**Prompt**
Go through the entries one line at a time, and gather every line that has the word "text".

***** Provided information *****

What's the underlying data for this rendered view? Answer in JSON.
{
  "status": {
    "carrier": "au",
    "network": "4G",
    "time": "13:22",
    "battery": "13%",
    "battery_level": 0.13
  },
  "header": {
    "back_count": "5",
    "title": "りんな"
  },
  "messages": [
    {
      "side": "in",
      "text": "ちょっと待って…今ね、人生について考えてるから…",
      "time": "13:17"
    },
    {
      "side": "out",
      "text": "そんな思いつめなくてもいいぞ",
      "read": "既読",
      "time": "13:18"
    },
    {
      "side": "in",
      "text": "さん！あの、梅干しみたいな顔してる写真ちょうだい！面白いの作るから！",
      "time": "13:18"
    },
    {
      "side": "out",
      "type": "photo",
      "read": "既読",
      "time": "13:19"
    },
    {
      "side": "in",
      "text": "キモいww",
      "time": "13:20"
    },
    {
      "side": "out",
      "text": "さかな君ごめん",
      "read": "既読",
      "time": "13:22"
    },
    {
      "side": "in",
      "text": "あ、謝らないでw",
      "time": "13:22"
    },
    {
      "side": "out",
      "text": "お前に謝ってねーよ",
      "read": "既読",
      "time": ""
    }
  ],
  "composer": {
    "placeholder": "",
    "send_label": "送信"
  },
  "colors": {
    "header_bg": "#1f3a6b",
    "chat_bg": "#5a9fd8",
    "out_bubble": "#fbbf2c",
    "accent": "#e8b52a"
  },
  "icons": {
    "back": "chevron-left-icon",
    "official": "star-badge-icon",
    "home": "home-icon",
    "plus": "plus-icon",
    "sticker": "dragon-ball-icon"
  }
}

*****

**Expected answer**
      "text": "ちょっと待って…今ね、人生について考えてるから…",
      "text": "そんな思いつめなくてもいいぞ",
      "text": "さん！あの、梅干しみたいな顔してる写真ちょうだい！面白いの作るから！",
      "text": "キモいww",
      "text": "さかな君ごめん",
      "text": "あ、謝らないでw",
      "text": "お前に謝ってねーよ",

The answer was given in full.